Those questions will still be in the minds of journalists and fans alike when Woods returns to golf at the Masters in Augusta, Ga., in April, Brennan said.

Woods: 'I Was Living a Lie'

Woods has been in treatment for nearly two months but did not say what exactly he was in treatment for, saying only it was "a private matter." He said he had more outpatient treatment ahead, and felt stronger than before.

"I was living a life of a lie, I really was. And I was doing a lot of things, like I said, that hurt a lot of people. And stripping away denial and rationalization you start coming to the truth of who you really are and that can be very ugly. But then again, when you face it and you start conquering it and you start living up to it, the strength that I feel now. ... I've never felt that type of strength.

"I can't believe I actually did that to the people I loved," he said.

After a nearly five-month self-imposed hiatus from the sport following the shocking infidelity scandal, Woods announced Tuesday he would make his return at golf's most prestigious event, the Masters in Augusta, Ga., on April 8.

____________________

> To do:
A: According to the excerpt, on what date will Woods return at the Masters?
B: Reproduce a part of the excerpt, beginning at the words "Woods has been" and stopping after "type of strength.".

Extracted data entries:

____________________

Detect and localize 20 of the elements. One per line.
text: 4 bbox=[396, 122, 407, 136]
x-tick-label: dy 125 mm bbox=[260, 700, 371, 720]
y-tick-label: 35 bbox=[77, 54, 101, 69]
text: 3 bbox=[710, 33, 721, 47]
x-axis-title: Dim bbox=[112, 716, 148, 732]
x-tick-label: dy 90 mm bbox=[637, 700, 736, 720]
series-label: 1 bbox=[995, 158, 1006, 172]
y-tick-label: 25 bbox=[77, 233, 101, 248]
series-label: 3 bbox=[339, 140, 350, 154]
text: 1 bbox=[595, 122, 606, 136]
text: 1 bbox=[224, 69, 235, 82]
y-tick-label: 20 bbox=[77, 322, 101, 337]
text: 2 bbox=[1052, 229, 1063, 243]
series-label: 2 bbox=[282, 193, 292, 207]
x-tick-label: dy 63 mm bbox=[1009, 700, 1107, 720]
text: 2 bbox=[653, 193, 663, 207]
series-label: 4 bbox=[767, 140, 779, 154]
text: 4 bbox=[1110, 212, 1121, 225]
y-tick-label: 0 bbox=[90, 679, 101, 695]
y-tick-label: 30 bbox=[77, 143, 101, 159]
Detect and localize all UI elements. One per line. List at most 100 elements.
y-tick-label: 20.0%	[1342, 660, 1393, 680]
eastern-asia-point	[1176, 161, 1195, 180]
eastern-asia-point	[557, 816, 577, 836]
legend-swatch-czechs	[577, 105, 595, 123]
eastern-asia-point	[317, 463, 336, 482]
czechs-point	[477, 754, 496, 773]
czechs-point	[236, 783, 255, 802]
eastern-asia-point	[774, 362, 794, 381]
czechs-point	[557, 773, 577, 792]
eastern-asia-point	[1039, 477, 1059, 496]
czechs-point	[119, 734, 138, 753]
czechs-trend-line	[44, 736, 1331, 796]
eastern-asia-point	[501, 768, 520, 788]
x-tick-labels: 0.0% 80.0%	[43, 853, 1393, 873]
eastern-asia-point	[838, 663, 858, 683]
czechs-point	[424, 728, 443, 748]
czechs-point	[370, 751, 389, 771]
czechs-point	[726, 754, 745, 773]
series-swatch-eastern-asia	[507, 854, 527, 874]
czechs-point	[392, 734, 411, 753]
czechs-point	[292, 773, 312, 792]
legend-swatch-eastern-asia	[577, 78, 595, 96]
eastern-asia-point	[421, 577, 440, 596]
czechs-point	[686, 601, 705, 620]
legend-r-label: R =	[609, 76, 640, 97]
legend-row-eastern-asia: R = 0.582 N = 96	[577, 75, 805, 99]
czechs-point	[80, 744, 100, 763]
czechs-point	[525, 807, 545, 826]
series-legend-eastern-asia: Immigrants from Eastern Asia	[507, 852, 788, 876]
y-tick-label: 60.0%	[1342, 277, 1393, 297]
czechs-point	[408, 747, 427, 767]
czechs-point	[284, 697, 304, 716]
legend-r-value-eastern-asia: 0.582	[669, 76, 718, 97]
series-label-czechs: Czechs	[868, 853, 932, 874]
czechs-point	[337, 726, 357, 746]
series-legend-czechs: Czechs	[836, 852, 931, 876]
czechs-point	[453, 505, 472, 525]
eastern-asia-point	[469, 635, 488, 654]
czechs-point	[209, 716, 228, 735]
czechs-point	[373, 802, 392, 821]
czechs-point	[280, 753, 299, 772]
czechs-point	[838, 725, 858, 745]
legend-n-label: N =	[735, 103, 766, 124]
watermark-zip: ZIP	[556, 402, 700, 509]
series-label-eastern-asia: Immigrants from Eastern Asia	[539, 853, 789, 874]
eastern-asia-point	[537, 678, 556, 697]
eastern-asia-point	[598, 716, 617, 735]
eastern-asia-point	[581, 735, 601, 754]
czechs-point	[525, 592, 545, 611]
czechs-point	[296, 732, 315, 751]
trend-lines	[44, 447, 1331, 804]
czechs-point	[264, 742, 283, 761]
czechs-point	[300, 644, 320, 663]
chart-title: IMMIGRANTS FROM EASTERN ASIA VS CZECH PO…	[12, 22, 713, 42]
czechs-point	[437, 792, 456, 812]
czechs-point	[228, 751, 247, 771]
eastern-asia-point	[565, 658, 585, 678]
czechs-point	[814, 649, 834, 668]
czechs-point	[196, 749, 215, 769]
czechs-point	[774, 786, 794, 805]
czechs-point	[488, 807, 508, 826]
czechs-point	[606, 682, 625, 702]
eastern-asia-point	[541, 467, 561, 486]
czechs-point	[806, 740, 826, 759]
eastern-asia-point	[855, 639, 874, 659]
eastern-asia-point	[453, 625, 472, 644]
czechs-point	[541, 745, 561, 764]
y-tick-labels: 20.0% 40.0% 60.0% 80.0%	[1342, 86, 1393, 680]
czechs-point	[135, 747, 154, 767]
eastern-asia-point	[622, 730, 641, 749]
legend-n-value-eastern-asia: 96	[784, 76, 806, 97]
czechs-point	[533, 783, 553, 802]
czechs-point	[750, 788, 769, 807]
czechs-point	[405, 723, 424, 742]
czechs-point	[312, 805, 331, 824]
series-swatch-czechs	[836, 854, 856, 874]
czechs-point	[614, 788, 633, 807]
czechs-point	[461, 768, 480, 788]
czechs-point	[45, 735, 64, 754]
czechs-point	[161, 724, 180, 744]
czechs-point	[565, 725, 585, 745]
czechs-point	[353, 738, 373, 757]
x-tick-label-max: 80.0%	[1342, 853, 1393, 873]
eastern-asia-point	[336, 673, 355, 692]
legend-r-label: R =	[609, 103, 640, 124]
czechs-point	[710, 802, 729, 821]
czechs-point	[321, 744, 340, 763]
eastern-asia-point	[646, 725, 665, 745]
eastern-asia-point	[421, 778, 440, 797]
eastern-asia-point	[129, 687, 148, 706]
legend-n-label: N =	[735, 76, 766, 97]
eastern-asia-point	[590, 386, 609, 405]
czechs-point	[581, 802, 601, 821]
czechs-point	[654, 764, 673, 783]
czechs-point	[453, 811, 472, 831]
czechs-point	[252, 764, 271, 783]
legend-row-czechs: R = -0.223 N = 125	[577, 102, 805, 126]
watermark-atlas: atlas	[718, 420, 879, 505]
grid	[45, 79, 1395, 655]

____________________

> Answers given:
A: April 8

B:
Woods has been in treatment for nearly two months but did not say what exactly he was in treatment for, saying only it was "a private matter." He said he had more outpatient treatment ahead, and felt stronger than before.

"I was living a life of a lie, I really was. And I was doing a lot of things, like I said, that hurt a lot of people. And stripping away denial and rationalization you start coming to the truth of who you really are and that can be very ugly. But then again, when you face it and you start conquering it and you start living up to it, the strength that I feel now. ... I've never felt that type of strength.